#### SET TASK
Every line below is to be copied exactly, with the pictures left out.

#### DATA LINES
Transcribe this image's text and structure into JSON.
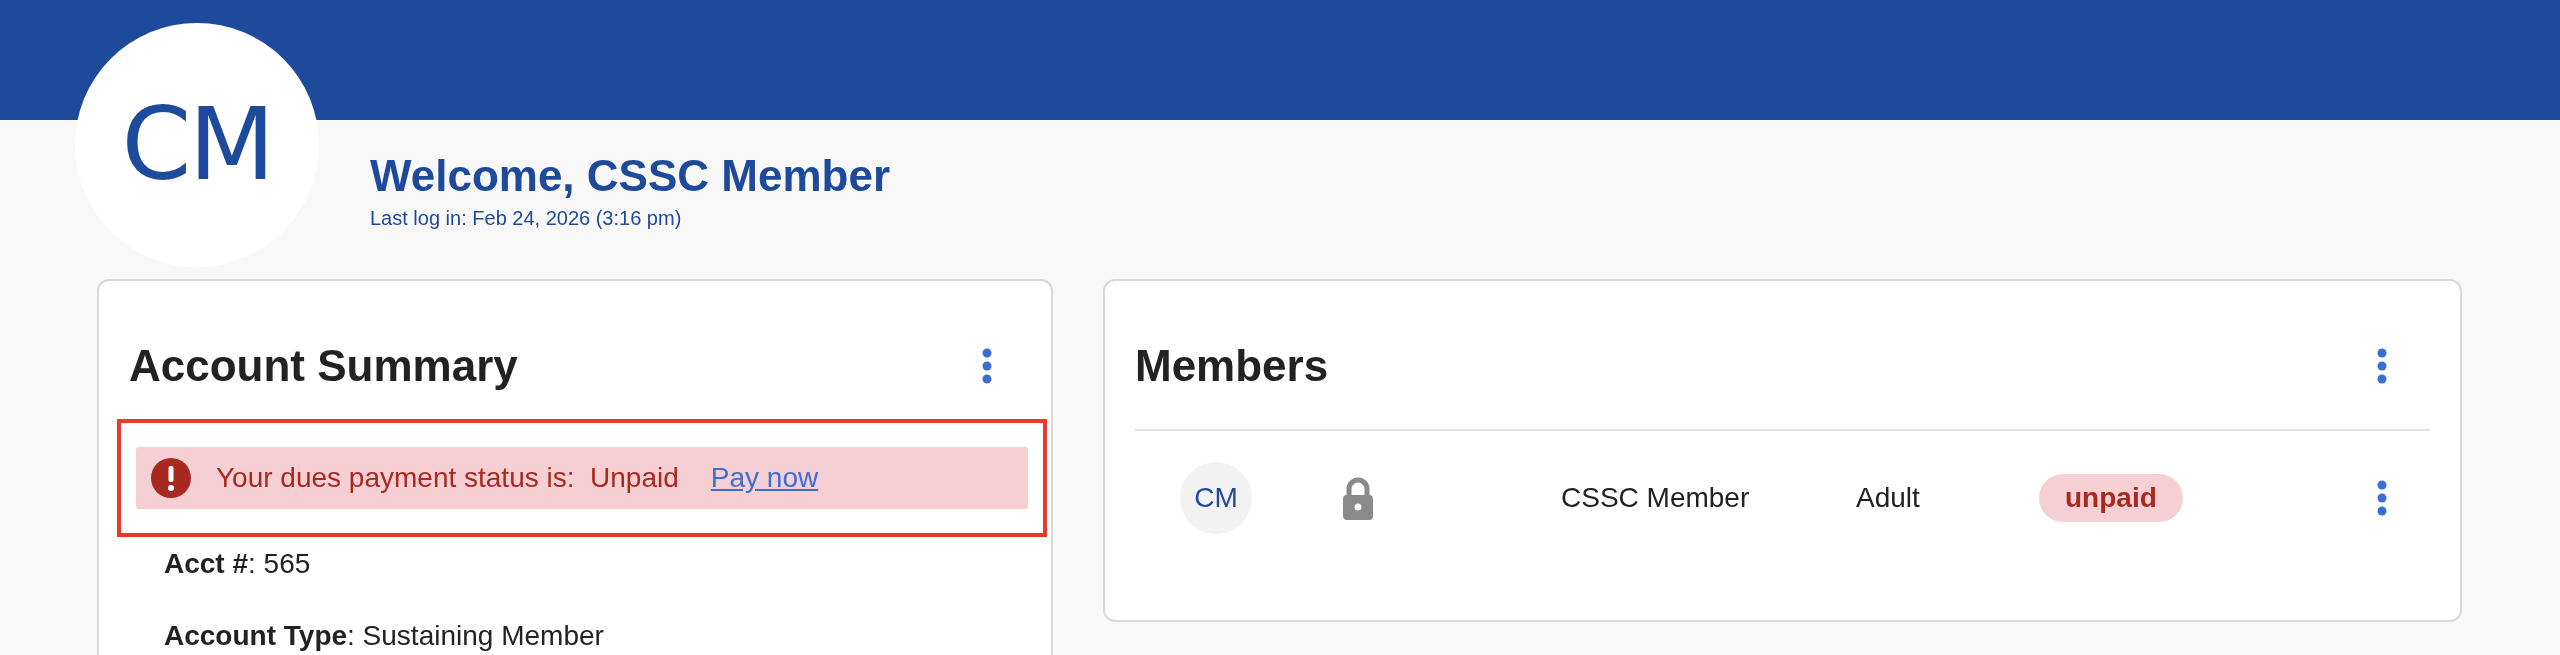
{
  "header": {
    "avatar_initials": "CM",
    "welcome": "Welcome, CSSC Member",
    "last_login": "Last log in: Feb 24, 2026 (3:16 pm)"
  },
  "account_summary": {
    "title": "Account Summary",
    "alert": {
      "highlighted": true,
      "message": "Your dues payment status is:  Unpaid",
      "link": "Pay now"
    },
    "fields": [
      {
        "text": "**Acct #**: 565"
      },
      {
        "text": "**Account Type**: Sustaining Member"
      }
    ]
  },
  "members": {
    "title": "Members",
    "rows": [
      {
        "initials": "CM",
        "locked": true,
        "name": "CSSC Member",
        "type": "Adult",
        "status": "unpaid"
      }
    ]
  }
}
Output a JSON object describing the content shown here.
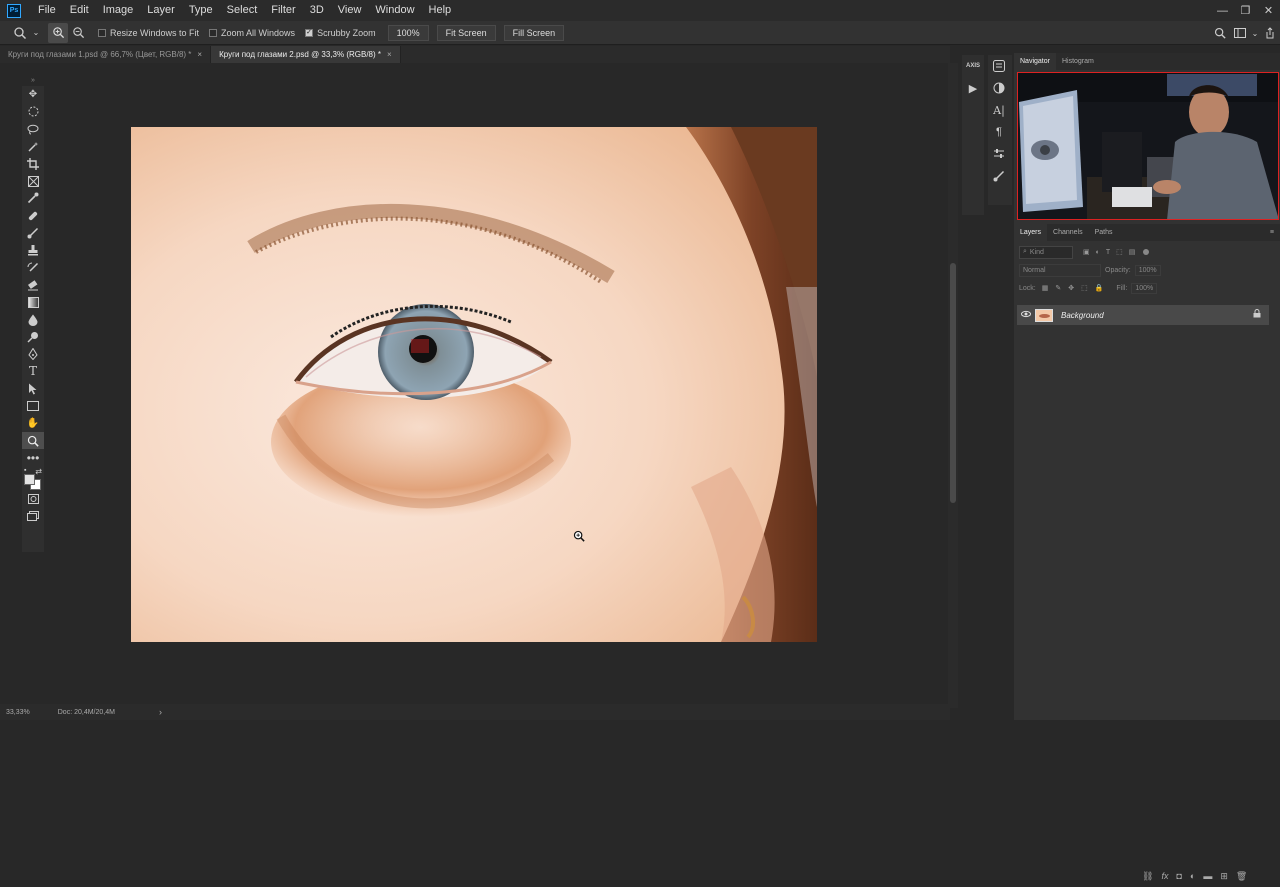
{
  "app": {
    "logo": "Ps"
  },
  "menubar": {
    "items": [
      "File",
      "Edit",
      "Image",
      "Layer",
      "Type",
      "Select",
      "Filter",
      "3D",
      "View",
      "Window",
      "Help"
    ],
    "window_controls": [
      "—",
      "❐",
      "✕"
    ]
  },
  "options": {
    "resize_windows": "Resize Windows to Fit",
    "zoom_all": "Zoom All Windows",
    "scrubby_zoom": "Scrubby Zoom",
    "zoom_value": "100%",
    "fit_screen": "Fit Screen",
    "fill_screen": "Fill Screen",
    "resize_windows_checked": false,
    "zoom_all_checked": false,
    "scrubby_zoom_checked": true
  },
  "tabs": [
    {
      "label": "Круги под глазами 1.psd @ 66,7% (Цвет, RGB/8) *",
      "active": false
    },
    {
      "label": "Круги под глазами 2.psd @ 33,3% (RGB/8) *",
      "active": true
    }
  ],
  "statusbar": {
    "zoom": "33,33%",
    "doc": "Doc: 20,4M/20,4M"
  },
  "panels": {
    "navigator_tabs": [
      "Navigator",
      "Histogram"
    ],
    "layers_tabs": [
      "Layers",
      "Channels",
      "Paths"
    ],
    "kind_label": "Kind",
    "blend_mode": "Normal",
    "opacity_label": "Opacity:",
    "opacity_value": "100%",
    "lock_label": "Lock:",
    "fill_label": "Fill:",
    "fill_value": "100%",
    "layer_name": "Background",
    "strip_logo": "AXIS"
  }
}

#### FINAL ANSWER
Transcribe this image's text and structure into JSON.
{
  "header": {
    "avatar_initials": "CM",
    "welcome": "Welcome, CSSC Member",
    "last_login": "Last log in: Feb 24, 2026 (3:16 pm)"
  },
  "account_summary": {
    "title": "Account Summary",
    "alert": {
      "highlighted": true,
      "message": "Your dues payment status is:  Unpaid",
      "link": "Pay now"
    },
    "fields": [
      {
        "text": "**Acct #**: 565"
      },
      {
        "text": "**Account Type**: Sustaining Member"
      }
    ]
  },
  "members": {
    "title": "Members",
    "rows": [
      {
        "initials": "CM",
        "locked": true,
        "name": "CSSC Member",
        "type": "Adult",
        "status": "unpaid"
      }
    ]
  }
}
Output a JSON object describing the content shown here.
{
  "app": {
    "logo": "Ps"
  },
  "menubar": {
    "items": [
      "File",
      "Edit",
      "Image",
      "Layer",
      "Type",
      "Select",
      "Filter",
      "3D",
      "View",
      "Window",
      "Help"
    ],
    "window_controls": [
      "—",
      "❐",
      "✕"
    ]
  },
  "options": {
    "resize_windows": "Resize Windows to Fit",
    "zoom_all": "Zoom All Windows",
    "scrubby_zoom": "Scrubby Zoom",
    "zoom_value": "100%",
    "fit_screen": "Fit Screen",
    "fill_screen": "Fill Screen",
    "resize_windows_checked": false,
    "zoom_all_checked": false,
    "scrubby_zoom_checked": true
  },
  "tabs": [
    {
      "label": "Круги под глазами 1.psd @ 66,7% (Цвет, RGB/8) *",
      "active": false
    },
    {
      "label": "Круги под глазами 2.psd @ 33,3% (RGB/8) *",
      "active": true
    }
  ],
  "statusbar": {
    "zoom": "33,33%",
    "doc": "Doc: 20,4M/20,4M"
  },
  "panels": {
    "navigator_tabs": [
      "Navigator",
      "Histogram"
    ],
    "layers_tabs": [
      "Layers",
      "Channels",
      "Paths"
    ],
    "kind_label": "Kind",
    "blend_mode": "Normal",
    "opacity_label": "Opacity:",
    "opacity_value": "100%",
    "lock_label": "Lock:",
    "fill_label": "Fill:",
    "fill_value": "100%",
    "layer_name": "Background",
    "strip_logo": "AXIS"
  }
}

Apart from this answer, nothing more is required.